#### Work to do
In the data below, locate each line with the word "Unit" and list it.

═══ Supplied records

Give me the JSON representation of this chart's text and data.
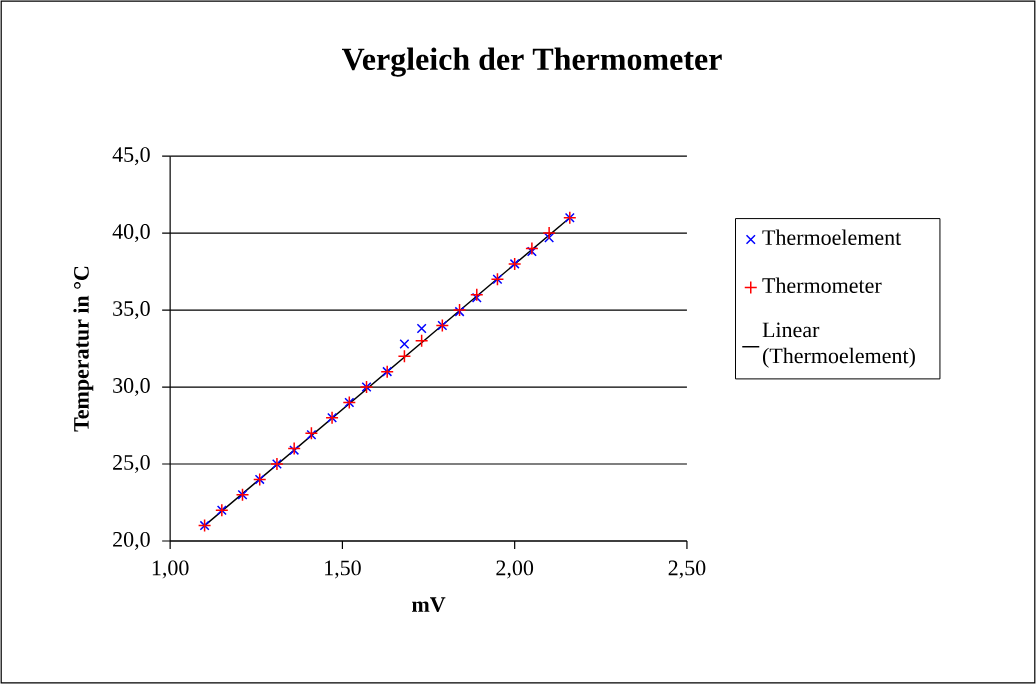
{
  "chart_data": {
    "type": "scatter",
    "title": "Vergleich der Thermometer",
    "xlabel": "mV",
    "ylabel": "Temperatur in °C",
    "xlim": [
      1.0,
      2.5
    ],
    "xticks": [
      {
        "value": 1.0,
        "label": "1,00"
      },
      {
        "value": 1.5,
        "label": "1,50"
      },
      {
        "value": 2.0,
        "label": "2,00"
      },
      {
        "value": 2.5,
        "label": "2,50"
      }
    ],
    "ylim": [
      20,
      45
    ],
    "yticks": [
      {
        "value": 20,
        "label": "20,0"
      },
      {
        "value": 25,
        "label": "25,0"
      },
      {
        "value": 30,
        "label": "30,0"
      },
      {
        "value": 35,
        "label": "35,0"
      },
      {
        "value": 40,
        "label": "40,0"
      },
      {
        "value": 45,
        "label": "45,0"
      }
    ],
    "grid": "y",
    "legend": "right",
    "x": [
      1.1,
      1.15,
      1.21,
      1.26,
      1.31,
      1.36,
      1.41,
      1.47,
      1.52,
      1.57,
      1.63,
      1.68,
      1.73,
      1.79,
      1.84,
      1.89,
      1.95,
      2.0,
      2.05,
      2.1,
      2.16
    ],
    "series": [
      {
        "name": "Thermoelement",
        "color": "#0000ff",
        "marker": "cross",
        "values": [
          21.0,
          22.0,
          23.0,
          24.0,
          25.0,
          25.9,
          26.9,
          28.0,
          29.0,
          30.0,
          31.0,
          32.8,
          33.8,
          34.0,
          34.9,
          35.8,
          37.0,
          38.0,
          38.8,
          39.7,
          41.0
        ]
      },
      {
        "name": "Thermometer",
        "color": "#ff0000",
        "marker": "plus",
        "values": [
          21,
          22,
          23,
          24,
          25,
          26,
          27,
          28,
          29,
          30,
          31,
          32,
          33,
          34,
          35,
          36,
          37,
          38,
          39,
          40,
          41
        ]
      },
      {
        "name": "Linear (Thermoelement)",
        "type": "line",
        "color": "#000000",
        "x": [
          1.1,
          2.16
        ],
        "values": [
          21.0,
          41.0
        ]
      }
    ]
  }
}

══════
═══ Supplied records

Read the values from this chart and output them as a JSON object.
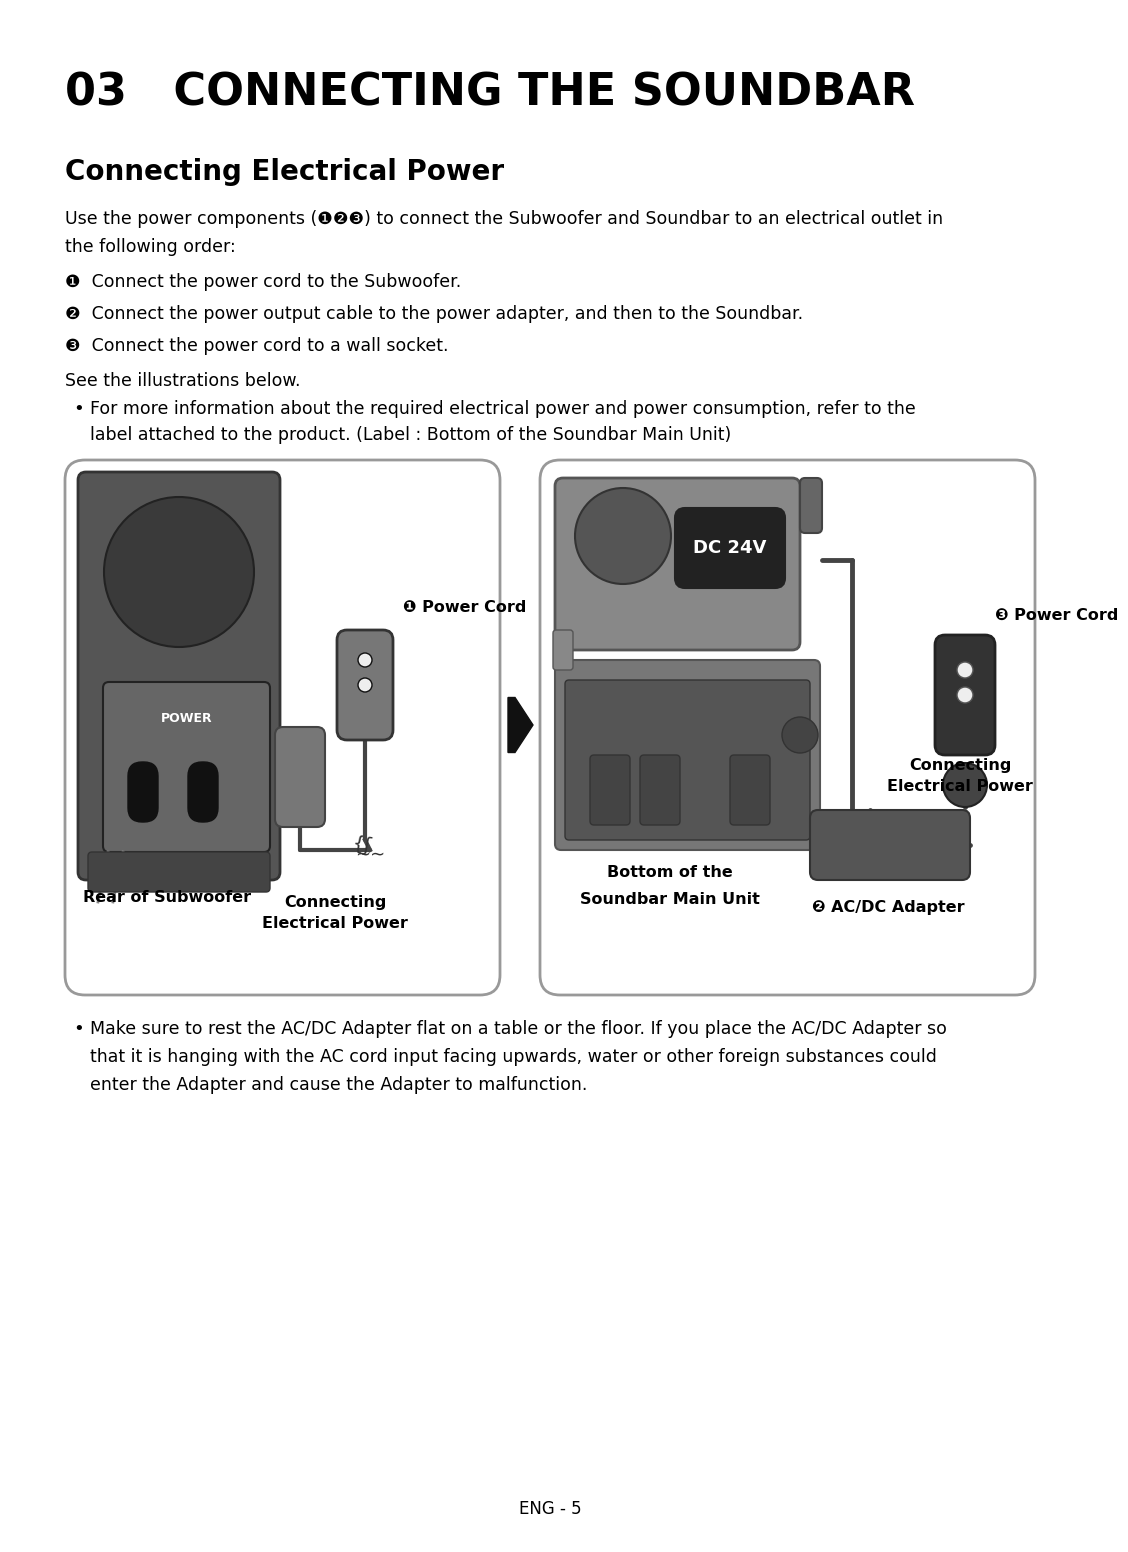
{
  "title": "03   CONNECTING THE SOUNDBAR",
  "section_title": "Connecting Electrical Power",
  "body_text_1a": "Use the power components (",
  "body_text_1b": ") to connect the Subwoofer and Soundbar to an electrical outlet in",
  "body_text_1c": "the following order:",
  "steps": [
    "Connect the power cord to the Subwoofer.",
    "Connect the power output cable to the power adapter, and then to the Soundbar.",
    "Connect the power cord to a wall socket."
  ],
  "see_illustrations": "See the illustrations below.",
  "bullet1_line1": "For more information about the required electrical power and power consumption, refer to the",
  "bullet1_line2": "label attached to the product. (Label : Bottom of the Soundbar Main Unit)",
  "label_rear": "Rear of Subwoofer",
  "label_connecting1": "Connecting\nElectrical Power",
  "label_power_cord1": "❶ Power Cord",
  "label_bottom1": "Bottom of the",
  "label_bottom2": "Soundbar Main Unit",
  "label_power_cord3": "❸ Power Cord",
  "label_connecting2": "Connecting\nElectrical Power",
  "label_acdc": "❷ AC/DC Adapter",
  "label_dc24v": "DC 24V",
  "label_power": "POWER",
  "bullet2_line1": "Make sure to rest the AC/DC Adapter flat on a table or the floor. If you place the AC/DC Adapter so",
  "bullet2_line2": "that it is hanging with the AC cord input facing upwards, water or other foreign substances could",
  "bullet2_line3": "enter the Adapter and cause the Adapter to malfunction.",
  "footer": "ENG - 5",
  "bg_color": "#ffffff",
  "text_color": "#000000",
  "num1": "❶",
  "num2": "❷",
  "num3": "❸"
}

══════

#### The output
  "bullet1_line2": "label attached to the product. (Label : Bottom of the Soundbar Main Unit)",
  "label_bottom2": "Soundbar Main Unit",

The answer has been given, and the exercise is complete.